| AIM OF THE TASK |
Copy out the entries below in full and exactly.
────────────────
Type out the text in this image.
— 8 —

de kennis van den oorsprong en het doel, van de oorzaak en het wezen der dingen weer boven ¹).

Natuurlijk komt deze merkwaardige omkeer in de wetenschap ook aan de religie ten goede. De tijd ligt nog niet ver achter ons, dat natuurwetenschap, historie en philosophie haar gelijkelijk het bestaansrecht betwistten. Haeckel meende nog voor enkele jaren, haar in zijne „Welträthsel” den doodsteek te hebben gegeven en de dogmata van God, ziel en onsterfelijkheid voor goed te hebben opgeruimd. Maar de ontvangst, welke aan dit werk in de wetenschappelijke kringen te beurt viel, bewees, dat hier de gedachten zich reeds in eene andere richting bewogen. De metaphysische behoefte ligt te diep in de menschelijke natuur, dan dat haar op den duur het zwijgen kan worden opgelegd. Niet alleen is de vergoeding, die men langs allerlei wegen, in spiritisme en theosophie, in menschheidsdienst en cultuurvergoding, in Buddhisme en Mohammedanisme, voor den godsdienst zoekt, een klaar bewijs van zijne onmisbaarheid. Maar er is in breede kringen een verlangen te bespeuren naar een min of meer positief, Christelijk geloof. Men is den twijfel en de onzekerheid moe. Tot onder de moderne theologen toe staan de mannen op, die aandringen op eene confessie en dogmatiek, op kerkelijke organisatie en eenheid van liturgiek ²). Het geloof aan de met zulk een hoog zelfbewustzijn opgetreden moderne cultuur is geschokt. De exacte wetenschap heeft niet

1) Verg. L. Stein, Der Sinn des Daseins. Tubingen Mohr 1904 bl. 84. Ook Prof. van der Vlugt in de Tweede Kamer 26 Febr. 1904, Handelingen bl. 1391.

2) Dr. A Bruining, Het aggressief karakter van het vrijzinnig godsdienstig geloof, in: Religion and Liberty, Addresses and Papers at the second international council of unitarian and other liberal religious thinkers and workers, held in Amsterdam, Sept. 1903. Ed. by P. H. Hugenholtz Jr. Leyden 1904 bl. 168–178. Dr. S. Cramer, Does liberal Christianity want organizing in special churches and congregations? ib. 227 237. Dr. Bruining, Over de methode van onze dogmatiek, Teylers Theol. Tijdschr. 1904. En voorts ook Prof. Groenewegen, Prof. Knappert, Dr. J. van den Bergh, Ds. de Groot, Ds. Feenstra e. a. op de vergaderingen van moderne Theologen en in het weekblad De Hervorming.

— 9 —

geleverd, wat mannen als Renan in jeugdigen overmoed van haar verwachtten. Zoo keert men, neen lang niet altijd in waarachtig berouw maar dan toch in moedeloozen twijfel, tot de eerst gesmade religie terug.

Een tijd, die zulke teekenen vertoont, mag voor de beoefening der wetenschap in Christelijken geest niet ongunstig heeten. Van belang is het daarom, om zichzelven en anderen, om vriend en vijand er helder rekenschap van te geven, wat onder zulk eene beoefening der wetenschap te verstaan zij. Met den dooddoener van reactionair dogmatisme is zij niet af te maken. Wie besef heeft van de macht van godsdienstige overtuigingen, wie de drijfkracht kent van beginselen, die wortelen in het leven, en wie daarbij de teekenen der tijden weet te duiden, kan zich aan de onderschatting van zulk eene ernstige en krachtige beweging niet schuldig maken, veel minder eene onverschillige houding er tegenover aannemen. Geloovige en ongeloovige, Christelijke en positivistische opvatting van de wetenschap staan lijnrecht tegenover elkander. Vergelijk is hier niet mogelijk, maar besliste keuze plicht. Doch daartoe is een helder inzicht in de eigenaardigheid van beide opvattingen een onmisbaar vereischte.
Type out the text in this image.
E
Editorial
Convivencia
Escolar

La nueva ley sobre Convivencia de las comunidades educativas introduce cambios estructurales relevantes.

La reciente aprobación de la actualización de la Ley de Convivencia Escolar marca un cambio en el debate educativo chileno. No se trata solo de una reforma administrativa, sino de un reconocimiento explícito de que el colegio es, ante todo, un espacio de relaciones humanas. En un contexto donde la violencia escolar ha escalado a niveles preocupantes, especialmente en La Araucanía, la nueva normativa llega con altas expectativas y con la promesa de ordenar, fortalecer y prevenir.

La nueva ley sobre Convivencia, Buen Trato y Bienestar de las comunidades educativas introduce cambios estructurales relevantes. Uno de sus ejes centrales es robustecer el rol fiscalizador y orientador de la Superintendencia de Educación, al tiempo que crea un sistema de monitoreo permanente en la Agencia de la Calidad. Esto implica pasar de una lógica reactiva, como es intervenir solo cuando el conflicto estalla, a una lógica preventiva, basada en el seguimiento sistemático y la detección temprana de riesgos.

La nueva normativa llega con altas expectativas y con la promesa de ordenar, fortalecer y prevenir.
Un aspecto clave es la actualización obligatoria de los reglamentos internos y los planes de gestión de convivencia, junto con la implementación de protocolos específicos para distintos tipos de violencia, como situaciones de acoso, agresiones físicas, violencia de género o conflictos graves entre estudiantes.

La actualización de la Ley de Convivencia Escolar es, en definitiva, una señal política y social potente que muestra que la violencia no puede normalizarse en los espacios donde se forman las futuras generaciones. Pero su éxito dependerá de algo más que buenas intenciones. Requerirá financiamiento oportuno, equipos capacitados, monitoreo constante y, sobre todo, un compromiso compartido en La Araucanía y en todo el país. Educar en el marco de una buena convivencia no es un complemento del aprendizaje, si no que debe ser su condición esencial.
────────────────
| TASK RESPONSE |
Type out the text in this image.
— 8 —

de kennis van den oorsprong en het doel, van de oorzaak en het wezen der dingen weer boven ¹).

Natuurlijk komt deze merkwaardige omkeer in de wetenschap ook aan de religie ten goede. De tijd ligt nog niet ver achter ons, dat natuurwetenschap, historie en philosophie haar gelijkelijk het bestaansrecht betwistten. Haeckel meende nog voor enkele jaren, haar in zijne „Welträthsel” den doodsteek te hebben gegeven en de dogmata van God, ziel en onsterfelijkheid voor goed te hebben opgeruimd. Maar de ontvangst, welke aan dit werk in de wetenschappelijke kringen te beurt viel, bewees, dat hier de gedachten zich reeds in eene andere richting bewogen. De metaphysische behoefte ligt te diep in de menschelijke natuur, dan dat haar op den duur het zwijgen kan worden opgelegd. Niet alleen is de vergoeding, die men langs allerlei wegen, in spiritisme en theosophie, in menschheidsdienst en cultuurvergoding, in Buddhisme en Mohammedanisme, voor den godsdienst zoekt, een klaar bewijs van zijne onmisbaarheid. Maar er is in breede kringen een verlangen te bespeuren naar een min of meer positief, Christelijk geloof. Men is den twijfel en de onzekerheid moe. Tot onder de moderne theologen toe staan de mannen op, die aandringen op eene confessie en dogmatiek, op kerkelijke organisatie en eenheid van liturgiek ²). Het geloof aan de met zulk een hoog zelfbewustzijn opgetreden moderne cultuur is geschokt. De exacte wetenschap heeft niet

1) Verg. L. Stein, Der Sinn des Daseins. Tubingen Mohr 1904 bl. 84. Ook Prof. van der Vlugt in de Tweede Kamer 26 Febr. 1904, Handelingen bl. 1391.

2) Dr. A Bruining, Het aggressief karakter van het vrijzinnig godsdienstig geloof, in: Religion and Liberty, Addresses and Papers at the second international council of unitarian and other liberal religious thinkers and workers, held in Amsterdam, Sept. 1903. Ed. by P. H. Hugenholtz Jr. Leyden 1904 bl. 168–178. Dr. S. Cramer, Does liberal Christianity want organizing in special churches and congregations? ib. 227 237. Dr. Bruining, Over de methode van onze dogmatiek, Teylers Theol. Tijdschr. 1904. En voorts ook Prof. Groenewegen, Prof. Knappert, Dr. J. van den Bergh, Ds. de Groot, Ds. Feenstra e. a. op de vergaderingen van moderne Theologen en in het weekblad De Hervorming.

— 9 —

geleverd, wat mannen als Renan in jeugdigen overmoed van haar verwachtten. Zoo keert men, neen lang niet altijd in waarachtig berouw maar dan toch in moedeloozen twijfel, tot de eerst gesmade religie terug.

Een tijd, die zulke teekenen vertoont, mag voor de beoefening der wetenschap in Christelijken geest niet ongunstig heeten. Van belang is het daarom, om zichzelven en anderen, om vriend en vijand er helder rekenschap van te geven, wat onder zulk eene beoefening der wetenschap te verstaan zij. Met den dooddoener van reactionair dogmatisme is zij niet af te maken. Wie besef heeft van de macht van godsdienstige overtuigingen, wie de drijfkracht kent van beginselen, die wortelen in het leven, en wie daarbij de teekenen der tijden weet te duiden, kan zich aan de onderschatting van zulk eene ernstige en krachtige beweging niet schuldig maken, veel minder eene onverschillige houding er tegenover aannemen. Geloovige en ongeloovige, Christelijke en positivistische opvatting van de wetenschap staan lijnrecht tegenover elkander. Vergelijk is hier niet mogelijk, maar besliste keuze plicht. Doch daartoe is een helder inzicht in de eigenaardigheid van beide opvattingen een onmisbaar vereischte.
Type out the text in this image.
E
Editorial
Convivencia
Escolar

La nueva ley sobre Convivencia de las comunidades educativas introduce cambios estructurales relevantes.

La reciente aprobación de la actualización de la Ley de Convivencia Escolar marca un cambio en el debate educativo chileno. No se trata solo de una reforma administrativa, sino de un reconocimiento explícito de que el colegio es, ante todo, un espacio de relaciones humanas. En un contexto donde la violencia escolar ha escalado a niveles preocupantes, especialmente en La Araucanía, la nueva normativa llega con altas expectativas y con la promesa de ordenar, fortalecer y prevenir.

La nueva ley sobre Convivencia, Buen Trato y Bienestar de las comunidades educativas introduce cambios estructurales relevantes. Uno de sus ejes centrales es robustecer el rol fiscalizador y orientador de la Superintendencia de Educación, al tiempo que crea un sistema de monitoreo permanente en la Agencia de la Calidad. Esto implica pasar de una lógica reactiva, como es intervenir solo cuando el conflicto estalla, a una lógica preventiva, basada en el seguimiento sistemático y la detección temprana de riesgos.

La nueva normativa llega con altas expectativas y con la promesa de ordenar, fortalecer y prevenir.
Un aspecto clave es la actualización obligatoria de los reglamentos internos y los planes de gestión de convivencia, junto con la implementación de protocolos específicos para distintos tipos de violencia, como situaciones de acoso, agresiones físicas, violencia de género o conflictos graves entre estudiantes.

La actualización de la Ley de Convivencia Escolar es, en definitiva, una señal política y social potente que muestra que la violencia no puede normalizarse en los espacios donde se forman las futuras generaciones. Pero su éxito dependerá de algo más que buenas intenciones. Requerirá financiamiento oportuno, equipos capacitados, monitoreo constante y, sobre todo, un compromiso compartido en La Araucanía y en todo el país. Educar en el marco de una buena convivencia no es un complemento del aprendizaje, si no que debe ser su condición esencial.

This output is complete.